Locate the lines of the listing below that hold "color", then copy each of them.

- - -

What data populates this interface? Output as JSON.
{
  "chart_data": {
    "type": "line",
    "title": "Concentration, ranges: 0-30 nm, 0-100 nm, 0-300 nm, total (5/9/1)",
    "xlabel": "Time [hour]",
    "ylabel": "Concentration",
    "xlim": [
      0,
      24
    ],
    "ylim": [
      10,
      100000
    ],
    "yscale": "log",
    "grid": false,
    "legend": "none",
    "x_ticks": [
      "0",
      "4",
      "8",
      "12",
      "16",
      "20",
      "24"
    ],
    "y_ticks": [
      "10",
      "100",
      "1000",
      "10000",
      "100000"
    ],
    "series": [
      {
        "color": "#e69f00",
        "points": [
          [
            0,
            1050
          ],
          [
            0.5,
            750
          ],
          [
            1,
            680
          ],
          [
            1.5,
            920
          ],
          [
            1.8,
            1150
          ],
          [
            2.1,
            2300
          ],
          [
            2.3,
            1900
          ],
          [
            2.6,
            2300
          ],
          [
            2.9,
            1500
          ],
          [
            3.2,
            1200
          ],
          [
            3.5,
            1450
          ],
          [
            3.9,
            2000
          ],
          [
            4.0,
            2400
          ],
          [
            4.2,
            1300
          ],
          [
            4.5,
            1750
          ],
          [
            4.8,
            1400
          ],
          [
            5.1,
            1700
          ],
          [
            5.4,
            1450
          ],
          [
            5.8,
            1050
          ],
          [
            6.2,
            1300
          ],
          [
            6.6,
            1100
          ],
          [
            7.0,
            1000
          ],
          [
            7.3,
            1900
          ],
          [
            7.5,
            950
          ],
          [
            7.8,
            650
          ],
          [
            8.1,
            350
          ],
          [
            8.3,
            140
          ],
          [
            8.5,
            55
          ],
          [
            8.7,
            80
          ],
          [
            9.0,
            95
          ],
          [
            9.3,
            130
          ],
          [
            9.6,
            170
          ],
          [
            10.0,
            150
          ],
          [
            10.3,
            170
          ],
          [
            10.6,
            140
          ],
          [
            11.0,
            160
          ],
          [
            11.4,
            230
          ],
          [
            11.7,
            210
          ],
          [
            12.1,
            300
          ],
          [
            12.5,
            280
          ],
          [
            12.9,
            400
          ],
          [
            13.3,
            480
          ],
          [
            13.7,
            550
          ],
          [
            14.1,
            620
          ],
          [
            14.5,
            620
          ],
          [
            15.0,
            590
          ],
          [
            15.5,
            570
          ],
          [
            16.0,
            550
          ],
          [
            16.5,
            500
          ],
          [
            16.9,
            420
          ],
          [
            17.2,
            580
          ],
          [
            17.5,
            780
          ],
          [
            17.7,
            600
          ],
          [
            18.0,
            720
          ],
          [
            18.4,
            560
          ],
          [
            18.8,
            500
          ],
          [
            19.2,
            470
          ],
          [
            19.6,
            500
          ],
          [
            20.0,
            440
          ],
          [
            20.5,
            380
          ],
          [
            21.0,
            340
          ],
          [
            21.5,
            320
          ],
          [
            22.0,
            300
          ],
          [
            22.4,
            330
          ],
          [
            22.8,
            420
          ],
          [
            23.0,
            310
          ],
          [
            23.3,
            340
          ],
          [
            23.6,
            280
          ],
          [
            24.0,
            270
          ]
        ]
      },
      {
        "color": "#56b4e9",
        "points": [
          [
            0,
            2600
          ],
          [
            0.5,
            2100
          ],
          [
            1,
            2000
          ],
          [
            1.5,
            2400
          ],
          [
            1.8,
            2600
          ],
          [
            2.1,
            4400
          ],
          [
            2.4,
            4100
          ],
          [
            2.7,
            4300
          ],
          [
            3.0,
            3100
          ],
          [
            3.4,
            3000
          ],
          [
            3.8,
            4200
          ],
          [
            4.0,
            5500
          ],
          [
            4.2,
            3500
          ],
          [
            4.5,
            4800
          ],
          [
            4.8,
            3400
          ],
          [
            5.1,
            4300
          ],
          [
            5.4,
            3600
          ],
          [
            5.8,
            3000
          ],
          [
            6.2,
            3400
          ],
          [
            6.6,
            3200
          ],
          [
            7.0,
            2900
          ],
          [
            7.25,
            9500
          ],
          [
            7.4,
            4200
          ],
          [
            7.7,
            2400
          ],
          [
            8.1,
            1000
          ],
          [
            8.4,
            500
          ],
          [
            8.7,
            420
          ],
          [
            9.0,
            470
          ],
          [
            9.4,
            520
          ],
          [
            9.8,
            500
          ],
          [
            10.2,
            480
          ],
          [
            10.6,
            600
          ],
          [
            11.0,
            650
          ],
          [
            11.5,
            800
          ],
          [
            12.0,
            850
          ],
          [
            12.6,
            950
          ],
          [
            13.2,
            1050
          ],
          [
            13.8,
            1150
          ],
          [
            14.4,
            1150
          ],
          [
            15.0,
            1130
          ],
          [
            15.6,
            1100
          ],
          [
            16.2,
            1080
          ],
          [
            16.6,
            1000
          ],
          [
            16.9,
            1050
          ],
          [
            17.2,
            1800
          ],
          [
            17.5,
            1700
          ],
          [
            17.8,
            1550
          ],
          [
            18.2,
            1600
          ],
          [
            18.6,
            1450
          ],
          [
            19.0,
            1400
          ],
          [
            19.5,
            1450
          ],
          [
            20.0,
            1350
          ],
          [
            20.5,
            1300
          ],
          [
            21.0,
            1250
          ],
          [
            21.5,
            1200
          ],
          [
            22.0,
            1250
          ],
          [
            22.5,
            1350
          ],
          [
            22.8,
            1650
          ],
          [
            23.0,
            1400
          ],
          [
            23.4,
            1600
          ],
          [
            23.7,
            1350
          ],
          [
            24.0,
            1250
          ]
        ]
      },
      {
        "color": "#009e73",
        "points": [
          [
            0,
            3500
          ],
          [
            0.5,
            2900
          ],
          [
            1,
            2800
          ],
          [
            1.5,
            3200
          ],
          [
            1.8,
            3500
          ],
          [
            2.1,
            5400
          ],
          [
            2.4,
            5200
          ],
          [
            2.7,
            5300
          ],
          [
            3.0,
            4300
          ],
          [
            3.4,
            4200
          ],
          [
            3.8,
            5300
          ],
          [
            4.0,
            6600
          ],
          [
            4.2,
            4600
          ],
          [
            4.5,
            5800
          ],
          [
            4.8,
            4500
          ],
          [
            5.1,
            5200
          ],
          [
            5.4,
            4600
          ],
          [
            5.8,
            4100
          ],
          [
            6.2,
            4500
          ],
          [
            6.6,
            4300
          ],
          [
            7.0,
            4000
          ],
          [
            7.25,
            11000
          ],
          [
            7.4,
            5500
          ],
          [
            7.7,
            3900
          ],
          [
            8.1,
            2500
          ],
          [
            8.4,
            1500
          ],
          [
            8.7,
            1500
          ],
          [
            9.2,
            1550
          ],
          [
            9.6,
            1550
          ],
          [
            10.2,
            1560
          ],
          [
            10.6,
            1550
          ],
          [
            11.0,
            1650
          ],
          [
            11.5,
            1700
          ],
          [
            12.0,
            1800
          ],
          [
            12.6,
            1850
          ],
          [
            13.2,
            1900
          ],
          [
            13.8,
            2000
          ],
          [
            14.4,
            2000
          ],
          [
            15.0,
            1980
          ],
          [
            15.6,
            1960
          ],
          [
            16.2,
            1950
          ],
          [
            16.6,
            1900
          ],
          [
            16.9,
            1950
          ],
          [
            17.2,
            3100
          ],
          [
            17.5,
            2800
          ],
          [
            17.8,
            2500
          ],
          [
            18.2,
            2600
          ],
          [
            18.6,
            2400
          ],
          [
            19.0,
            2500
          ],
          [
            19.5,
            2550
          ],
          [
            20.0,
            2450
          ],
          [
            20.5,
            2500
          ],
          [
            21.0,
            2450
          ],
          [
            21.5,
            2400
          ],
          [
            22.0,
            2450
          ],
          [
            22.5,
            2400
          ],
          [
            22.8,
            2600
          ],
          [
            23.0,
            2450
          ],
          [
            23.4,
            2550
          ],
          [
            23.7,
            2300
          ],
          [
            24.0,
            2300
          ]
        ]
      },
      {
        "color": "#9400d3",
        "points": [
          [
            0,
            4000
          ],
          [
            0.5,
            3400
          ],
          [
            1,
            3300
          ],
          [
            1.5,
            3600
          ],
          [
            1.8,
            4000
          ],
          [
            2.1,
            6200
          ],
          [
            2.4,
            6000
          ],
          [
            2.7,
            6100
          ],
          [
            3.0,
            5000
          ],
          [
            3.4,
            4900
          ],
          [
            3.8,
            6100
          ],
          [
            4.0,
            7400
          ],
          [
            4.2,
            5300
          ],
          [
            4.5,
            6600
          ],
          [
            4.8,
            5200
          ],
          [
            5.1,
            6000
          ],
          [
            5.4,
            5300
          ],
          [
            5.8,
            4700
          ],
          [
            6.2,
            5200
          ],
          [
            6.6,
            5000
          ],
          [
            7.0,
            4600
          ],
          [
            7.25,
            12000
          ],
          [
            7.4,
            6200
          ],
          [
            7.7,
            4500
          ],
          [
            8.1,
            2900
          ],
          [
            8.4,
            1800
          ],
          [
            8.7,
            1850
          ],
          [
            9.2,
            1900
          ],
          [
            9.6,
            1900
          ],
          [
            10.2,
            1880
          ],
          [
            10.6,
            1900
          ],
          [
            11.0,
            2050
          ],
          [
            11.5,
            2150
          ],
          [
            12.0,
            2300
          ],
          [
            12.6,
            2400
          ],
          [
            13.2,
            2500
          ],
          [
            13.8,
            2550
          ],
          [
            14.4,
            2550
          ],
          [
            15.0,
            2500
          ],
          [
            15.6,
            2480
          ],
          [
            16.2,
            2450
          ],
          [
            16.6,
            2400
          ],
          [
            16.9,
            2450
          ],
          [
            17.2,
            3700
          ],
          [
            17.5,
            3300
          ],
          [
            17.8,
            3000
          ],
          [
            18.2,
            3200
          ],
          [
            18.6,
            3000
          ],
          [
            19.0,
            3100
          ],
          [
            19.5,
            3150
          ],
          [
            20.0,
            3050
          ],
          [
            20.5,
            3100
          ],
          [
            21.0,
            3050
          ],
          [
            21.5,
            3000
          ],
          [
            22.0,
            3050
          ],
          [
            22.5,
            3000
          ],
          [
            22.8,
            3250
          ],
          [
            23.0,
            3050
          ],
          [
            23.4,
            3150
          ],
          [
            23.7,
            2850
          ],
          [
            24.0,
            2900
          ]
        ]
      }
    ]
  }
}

- - -

**OUTPUT OF THE TASK**
        "color": "#e69f00",
        "color": "#56b4e9",
        "color": "#009e73",
        "color": "#9400d3",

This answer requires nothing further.